> **Exercise objective**: Rewrite the data from its start through the line containing "scene-hotspot[interactable]: 公司大门 [346, 186, 367, 192]", substituting "scene-marker" for each "scene-hotspot" and leaving everything else as it is.

··· Supplied records

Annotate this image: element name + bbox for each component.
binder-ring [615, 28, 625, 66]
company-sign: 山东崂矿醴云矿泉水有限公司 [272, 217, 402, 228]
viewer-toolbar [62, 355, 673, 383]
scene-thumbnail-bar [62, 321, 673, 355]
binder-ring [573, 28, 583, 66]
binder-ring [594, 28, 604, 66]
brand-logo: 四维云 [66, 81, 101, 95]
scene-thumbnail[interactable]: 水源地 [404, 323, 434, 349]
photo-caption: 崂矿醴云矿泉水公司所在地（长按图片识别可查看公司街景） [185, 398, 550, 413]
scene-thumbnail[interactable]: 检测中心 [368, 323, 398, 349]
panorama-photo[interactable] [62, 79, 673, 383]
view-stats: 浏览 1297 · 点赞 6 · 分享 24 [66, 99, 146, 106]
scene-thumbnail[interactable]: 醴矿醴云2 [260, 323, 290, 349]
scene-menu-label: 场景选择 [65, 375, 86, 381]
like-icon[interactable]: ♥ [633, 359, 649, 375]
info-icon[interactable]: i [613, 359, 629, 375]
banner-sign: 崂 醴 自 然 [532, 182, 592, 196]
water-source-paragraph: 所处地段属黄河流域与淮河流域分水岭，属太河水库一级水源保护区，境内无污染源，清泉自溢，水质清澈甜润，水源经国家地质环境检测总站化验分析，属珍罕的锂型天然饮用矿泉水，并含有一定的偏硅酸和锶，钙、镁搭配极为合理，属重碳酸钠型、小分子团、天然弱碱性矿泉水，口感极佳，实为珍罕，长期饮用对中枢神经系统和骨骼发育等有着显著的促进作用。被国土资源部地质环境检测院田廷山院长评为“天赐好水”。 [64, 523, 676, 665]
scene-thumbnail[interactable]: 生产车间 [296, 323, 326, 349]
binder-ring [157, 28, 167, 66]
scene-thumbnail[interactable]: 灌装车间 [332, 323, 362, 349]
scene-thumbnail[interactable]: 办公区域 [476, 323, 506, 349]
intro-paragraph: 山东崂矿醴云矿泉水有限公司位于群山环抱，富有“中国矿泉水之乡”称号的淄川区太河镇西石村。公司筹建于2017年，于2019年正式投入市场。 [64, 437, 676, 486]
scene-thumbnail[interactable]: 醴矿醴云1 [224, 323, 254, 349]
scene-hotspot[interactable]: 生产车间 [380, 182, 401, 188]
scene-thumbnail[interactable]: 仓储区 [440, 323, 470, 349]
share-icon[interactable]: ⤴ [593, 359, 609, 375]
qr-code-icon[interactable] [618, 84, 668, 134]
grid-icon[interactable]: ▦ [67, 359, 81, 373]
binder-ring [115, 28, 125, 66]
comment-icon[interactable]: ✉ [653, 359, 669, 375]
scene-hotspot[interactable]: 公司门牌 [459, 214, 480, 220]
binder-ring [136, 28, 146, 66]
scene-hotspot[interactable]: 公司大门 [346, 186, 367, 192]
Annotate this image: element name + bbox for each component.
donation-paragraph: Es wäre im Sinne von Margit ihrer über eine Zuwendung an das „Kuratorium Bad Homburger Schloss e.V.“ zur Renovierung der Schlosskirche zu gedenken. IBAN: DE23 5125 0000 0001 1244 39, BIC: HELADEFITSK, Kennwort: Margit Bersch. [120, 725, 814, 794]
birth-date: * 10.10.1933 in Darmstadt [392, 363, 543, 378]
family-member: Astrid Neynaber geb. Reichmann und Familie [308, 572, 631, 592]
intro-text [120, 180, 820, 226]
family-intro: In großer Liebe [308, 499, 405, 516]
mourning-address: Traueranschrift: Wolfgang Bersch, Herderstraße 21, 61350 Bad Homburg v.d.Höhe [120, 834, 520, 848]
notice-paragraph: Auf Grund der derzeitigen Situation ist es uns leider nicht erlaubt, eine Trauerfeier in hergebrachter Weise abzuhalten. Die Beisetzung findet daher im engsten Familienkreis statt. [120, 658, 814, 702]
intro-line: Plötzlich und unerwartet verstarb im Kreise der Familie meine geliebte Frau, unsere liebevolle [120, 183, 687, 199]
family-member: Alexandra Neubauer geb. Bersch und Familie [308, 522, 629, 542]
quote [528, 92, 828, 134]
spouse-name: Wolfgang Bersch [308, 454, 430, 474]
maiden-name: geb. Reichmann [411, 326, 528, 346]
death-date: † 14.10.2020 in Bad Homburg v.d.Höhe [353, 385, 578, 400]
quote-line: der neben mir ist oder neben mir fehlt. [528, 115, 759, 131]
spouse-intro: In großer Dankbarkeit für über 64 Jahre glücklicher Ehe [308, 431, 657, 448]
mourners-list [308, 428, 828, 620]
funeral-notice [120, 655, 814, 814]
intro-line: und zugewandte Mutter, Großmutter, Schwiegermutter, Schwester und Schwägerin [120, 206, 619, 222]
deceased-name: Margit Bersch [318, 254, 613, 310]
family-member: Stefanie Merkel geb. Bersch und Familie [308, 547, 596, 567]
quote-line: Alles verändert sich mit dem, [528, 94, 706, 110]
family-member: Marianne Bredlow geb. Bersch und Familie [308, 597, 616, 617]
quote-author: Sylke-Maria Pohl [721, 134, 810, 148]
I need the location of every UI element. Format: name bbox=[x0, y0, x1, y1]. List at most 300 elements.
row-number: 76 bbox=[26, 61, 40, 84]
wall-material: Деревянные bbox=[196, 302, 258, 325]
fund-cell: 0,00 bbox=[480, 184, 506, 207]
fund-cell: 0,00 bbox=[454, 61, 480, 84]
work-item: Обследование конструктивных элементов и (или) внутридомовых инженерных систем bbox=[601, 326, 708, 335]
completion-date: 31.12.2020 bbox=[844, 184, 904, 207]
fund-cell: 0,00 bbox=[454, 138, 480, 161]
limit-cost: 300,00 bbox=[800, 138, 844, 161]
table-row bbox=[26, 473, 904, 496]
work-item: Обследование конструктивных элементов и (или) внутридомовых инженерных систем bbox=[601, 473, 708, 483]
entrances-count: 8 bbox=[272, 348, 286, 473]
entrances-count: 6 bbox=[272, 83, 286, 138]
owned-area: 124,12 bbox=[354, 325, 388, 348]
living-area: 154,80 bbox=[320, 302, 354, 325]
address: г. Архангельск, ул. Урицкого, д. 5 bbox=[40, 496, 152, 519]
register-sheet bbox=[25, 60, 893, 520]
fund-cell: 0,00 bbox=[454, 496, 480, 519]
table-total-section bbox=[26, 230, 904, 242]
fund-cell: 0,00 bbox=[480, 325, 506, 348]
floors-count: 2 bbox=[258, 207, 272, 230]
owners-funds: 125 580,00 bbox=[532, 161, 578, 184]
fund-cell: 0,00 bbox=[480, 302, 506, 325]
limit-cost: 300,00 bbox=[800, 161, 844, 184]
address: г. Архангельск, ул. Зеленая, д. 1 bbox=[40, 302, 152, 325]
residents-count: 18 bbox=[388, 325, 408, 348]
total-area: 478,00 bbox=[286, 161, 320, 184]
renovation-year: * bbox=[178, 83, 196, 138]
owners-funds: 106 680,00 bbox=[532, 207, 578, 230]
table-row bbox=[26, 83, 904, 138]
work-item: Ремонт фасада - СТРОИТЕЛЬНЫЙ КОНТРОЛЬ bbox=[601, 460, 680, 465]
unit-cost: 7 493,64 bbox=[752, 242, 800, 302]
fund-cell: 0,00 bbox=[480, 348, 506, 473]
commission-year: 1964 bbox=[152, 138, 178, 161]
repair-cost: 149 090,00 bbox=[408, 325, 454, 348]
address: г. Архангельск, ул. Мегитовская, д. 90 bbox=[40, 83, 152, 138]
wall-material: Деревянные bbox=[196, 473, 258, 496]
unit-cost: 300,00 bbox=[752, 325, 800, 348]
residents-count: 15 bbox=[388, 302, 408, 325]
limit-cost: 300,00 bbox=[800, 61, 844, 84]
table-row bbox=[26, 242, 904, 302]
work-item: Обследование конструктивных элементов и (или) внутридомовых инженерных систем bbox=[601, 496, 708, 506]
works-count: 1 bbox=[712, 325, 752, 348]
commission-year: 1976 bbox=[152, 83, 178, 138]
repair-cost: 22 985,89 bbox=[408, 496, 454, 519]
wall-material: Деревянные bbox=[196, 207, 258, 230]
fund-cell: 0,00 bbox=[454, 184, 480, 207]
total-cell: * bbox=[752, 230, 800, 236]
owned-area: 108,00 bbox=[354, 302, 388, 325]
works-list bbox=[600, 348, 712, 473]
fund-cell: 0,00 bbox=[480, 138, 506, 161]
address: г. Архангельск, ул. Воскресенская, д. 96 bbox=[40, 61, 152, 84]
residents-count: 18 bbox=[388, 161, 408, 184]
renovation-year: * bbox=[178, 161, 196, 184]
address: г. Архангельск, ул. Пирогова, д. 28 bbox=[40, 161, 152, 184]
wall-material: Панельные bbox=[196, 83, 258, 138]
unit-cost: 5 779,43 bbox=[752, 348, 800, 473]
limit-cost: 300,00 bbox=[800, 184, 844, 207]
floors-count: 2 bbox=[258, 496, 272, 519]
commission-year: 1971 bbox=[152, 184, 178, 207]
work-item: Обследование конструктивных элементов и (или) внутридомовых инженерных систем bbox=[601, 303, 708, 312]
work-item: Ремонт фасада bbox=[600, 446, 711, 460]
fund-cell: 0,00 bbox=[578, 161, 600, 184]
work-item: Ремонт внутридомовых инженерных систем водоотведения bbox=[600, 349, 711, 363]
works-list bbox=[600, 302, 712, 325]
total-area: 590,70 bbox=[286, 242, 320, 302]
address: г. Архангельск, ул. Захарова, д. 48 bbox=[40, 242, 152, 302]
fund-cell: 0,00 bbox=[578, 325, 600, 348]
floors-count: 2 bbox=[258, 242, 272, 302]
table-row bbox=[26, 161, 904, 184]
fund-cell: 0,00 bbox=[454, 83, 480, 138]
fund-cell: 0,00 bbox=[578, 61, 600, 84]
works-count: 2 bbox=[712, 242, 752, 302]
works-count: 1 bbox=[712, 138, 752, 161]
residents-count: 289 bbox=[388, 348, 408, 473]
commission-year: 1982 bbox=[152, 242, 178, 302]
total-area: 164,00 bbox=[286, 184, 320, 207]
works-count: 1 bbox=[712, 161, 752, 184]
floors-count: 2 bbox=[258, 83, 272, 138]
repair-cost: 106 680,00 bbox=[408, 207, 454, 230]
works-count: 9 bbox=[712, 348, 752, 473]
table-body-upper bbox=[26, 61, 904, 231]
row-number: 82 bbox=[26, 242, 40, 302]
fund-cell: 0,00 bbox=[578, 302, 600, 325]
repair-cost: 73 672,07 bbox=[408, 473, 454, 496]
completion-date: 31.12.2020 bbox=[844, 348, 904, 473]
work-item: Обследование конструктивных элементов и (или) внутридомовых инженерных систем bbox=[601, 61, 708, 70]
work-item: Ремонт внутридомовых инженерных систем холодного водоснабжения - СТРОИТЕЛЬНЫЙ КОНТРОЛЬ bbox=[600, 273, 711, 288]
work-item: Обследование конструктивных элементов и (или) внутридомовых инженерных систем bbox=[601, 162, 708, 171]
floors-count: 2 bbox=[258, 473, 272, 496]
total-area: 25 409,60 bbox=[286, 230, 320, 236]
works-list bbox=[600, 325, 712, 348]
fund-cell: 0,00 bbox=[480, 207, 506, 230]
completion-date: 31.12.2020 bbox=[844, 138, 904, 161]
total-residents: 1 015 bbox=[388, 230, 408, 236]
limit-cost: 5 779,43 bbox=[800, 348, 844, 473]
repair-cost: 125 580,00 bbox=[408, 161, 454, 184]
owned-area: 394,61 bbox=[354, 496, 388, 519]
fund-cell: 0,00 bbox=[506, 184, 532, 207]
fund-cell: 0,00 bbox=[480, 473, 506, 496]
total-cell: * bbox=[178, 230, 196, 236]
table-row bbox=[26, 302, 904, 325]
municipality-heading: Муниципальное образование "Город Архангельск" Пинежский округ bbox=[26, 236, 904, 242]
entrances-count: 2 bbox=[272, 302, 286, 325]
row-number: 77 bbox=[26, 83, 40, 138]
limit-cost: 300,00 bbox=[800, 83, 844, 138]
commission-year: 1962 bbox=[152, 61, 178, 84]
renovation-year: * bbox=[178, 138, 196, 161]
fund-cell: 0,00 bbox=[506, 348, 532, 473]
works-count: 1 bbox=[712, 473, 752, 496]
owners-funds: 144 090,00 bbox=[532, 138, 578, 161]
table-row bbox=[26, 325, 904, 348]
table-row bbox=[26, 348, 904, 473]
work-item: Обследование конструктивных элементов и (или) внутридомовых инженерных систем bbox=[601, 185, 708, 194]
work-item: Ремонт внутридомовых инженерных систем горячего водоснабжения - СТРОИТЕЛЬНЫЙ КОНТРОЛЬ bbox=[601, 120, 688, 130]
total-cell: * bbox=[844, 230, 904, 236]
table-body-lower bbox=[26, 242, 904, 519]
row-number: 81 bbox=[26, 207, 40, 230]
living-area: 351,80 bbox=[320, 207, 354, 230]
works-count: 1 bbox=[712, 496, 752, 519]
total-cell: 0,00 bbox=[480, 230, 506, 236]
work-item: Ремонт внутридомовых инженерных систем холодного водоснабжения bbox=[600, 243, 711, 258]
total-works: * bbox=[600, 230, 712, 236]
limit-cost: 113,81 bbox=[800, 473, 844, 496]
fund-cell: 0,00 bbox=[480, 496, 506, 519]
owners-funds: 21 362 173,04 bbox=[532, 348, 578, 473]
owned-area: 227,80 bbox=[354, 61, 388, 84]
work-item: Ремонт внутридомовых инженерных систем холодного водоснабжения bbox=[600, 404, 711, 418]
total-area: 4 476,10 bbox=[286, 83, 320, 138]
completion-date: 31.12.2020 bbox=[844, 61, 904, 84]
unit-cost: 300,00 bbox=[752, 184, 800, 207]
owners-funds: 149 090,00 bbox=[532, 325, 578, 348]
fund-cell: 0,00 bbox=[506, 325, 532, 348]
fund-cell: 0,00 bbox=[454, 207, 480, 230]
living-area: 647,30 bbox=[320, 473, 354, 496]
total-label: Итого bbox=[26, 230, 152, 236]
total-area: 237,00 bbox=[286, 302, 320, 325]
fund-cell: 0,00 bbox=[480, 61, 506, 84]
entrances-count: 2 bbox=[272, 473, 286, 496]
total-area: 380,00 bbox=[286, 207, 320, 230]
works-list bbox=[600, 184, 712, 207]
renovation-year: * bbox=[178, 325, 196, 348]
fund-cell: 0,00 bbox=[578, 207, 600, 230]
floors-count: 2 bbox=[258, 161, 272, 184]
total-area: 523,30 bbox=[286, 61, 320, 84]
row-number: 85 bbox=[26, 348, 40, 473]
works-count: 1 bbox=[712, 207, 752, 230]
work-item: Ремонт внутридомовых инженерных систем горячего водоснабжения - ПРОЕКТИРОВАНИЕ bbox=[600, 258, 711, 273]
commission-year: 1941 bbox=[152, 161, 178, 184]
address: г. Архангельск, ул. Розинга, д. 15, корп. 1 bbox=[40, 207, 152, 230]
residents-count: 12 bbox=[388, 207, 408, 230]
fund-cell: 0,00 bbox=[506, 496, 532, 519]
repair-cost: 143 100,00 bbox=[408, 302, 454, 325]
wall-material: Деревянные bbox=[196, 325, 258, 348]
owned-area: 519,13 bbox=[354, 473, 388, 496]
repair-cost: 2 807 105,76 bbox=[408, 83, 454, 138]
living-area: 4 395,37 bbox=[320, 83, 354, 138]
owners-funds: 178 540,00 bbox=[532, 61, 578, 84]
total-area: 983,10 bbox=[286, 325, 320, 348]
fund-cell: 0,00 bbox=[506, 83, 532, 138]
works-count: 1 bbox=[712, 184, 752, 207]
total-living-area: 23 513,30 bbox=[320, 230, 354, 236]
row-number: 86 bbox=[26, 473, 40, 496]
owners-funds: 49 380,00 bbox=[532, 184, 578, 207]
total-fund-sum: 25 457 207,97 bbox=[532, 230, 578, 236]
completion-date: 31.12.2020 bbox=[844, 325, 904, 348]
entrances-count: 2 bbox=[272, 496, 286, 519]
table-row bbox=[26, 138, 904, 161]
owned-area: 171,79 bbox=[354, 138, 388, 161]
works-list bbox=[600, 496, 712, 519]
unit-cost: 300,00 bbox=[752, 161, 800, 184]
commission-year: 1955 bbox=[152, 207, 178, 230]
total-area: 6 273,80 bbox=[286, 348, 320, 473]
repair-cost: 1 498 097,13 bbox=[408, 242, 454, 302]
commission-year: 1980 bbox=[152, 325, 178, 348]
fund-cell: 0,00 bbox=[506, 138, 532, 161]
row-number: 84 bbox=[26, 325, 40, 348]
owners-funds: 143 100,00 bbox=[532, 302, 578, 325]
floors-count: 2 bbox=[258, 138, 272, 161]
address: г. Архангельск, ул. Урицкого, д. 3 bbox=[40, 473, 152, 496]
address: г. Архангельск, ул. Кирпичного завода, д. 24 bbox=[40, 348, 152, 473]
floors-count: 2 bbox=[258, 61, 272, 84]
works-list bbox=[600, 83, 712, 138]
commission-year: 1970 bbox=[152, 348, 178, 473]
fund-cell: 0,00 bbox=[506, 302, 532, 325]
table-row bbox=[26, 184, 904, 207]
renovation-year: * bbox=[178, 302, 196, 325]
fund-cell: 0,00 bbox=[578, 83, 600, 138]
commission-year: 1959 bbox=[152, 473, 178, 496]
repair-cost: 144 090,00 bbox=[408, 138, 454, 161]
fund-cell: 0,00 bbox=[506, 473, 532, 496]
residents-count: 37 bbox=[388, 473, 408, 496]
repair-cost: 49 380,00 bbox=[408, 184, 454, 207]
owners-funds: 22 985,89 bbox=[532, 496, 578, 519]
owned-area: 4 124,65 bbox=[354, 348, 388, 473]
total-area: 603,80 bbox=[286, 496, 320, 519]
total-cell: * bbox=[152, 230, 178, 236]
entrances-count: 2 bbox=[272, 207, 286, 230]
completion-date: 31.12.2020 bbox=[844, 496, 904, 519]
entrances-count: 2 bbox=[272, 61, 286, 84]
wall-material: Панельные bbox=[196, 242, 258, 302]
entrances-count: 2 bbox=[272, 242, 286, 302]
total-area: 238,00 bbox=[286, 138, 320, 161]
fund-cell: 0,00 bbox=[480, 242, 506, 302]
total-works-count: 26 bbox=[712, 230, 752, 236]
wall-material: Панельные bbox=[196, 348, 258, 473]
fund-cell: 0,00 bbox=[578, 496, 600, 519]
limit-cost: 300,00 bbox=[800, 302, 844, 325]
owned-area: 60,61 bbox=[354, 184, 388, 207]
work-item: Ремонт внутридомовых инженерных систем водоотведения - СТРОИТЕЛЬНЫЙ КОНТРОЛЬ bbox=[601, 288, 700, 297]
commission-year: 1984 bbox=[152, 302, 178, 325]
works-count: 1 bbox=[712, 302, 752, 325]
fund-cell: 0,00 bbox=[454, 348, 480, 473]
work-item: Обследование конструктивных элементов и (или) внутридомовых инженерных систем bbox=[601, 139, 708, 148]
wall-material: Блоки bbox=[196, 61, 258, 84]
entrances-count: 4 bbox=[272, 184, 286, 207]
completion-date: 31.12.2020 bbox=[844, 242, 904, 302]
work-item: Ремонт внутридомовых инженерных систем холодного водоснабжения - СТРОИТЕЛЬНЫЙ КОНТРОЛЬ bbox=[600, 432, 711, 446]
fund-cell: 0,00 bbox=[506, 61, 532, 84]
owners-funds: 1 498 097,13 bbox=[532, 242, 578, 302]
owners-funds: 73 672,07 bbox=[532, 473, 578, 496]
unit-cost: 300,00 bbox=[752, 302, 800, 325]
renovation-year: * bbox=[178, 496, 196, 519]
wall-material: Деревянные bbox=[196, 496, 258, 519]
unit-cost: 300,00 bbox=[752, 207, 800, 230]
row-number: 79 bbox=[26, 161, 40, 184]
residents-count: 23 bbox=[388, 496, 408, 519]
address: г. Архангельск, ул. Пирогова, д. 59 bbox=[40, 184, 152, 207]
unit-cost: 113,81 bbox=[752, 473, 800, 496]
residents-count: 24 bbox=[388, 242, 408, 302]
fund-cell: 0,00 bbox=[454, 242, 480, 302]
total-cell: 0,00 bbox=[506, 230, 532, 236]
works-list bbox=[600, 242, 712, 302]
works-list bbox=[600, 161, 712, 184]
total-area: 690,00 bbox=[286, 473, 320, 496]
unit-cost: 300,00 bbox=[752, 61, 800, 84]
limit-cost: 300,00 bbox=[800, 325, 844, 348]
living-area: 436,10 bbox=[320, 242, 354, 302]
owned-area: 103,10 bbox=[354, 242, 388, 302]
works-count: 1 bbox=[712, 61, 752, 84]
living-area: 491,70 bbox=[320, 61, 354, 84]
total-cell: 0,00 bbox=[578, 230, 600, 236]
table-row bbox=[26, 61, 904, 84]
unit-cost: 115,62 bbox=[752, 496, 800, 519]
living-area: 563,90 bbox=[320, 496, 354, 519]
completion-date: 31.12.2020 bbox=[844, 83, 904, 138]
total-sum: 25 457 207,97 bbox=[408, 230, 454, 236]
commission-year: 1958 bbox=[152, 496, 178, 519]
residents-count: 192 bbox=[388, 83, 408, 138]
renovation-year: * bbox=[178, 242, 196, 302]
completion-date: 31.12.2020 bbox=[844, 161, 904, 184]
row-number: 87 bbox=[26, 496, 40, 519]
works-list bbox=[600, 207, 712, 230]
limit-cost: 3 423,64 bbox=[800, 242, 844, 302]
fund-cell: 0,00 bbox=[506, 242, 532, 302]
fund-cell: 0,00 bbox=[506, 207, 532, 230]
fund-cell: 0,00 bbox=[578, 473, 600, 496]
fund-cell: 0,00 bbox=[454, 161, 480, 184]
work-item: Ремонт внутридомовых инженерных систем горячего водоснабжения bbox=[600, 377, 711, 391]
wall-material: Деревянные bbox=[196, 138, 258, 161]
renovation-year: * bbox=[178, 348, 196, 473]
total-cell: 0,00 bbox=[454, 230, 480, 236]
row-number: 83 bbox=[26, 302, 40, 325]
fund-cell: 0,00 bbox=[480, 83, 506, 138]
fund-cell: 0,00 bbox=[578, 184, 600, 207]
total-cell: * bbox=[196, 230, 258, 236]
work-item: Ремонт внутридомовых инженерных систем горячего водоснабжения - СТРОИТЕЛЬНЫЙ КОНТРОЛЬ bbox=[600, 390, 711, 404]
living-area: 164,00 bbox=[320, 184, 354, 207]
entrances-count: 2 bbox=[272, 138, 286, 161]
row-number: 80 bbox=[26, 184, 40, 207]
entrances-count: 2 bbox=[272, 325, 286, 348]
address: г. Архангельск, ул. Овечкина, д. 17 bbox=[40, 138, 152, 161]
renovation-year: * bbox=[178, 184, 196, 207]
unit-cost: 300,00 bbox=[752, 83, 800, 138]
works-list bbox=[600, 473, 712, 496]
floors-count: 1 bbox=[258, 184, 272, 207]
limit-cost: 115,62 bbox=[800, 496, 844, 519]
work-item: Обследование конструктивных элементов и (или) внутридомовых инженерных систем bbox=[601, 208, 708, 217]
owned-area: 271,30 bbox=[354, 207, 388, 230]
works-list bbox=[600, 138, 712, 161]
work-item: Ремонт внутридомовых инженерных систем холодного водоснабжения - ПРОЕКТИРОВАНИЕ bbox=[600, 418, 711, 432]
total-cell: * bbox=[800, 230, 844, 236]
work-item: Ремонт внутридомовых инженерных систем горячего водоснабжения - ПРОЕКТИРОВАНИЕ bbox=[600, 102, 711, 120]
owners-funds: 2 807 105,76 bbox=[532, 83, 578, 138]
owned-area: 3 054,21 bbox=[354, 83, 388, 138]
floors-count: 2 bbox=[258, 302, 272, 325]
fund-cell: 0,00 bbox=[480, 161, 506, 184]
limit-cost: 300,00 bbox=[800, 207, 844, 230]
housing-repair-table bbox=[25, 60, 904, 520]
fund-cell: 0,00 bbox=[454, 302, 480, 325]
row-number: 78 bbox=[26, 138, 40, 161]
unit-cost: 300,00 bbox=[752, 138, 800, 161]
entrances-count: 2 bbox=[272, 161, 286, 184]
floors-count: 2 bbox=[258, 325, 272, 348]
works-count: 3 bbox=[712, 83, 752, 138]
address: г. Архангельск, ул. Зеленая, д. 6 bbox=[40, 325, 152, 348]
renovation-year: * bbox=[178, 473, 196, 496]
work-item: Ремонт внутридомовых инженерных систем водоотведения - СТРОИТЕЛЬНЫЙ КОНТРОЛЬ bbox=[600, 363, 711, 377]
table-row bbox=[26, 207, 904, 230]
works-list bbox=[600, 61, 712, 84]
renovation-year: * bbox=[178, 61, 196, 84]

······

> **Solution to this problem**:
Annotate this image: element name + bbox for each component.
binder-ring [615, 28, 625, 66]
company-sign: 山东崂矿醴云矿泉水有限公司 [272, 217, 402, 228]
viewer-toolbar [62, 355, 673, 383]
scene-thumbnail-bar [62, 321, 673, 355]
binder-ring [573, 28, 583, 66]
binder-ring [594, 28, 604, 66]
brand-logo: 四维云 [66, 81, 101, 95]
scene-thumbnail[interactable]: 水源地 [404, 323, 434, 349]
photo-caption: 崂矿醴云矿泉水公司所在地（长按图片识别可查看公司街景） [185, 398, 550, 413]
scene-thumbnail[interactable]: 检测中心 [368, 323, 398, 349]
panorama-photo[interactable] [62, 79, 673, 383]
view-stats: 浏览 1297 · 点赞 6 · 分享 24 [66, 99, 146, 106]
scene-thumbnail[interactable]: 醴矿醴云2 [260, 323, 290, 349]
scene-menu-label: 场景选择 [65, 375, 86, 381]
like-icon[interactable]: ♥ [633, 359, 649, 375]
info-icon[interactable]: i [613, 359, 629, 375]
banner-sign: 崂 醴 自 然 [532, 182, 592, 196]
water-source-paragraph: 所处地段属黄河流域与淮河流域分水岭，属太河水库一级水源保护区，境内无污染源，清泉自溢，水质清澈甜润，水源经国家地质环境检测总站化验分析，属珍罕的锂型天然饮用矿泉水，并含有一定的偏硅酸和锶，钙、镁搭配极为合理，属重碳酸钠型、小分子团、天然弱碱性矿泉水，口感极佳，实为珍罕，长期饮用对中枢神经系统和骨骼发育等有着显著的促进作用。被国土资源部地质环境检测院田廷山院长评为“天赐好水”。 [64, 523, 676, 665]
scene-thumbnail[interactable]: 生产车间 [296, 323, 326, 349]
binder-ring [157, 28, 167, 66]
scene-thumbnail[interactable]: 灌装车间 [332, 323, 362, 349]
scene-thumbnail[interactable]: 办公区域 [476, 323, 506, 349]
intro-paragraph: 山东崂矿醴云矿泉水有限公司位于群山环抱，富有“中国矿泉水之乡”称号的淄川区太河镇西石村。公司筹建于2017年，于2019年正式投入市场。 [64, 437, 676, 486]
scene-thumbnail[interactable]: 醴矿醴云1 [224, 323, 254, 349]
scene-marker[interactable]: 生产车间 [380, 182, 401, 188]
scene-thumbnail[interactable]: 仓储区 [440, 323, 470, 349]
share-icon[interactable]: ⤴ [593, 359, 609, 375]
qr-code-icon[interactable] [618, 84, 668, 134]
grid-icon[interactable]: ▦ [67, 359, 81, 373]
binder-ring [115, 28, 125, 66]
comment-icon[interactable]: ✉ [653, 359, 669, 375]
scene-marker[interactable]: 公司门牌 [459, 214, 480, 220]
binder-ring [136, 28, 146, 66]
scene-marker[interactable]: 公司大门 [346, 186, 367, 192]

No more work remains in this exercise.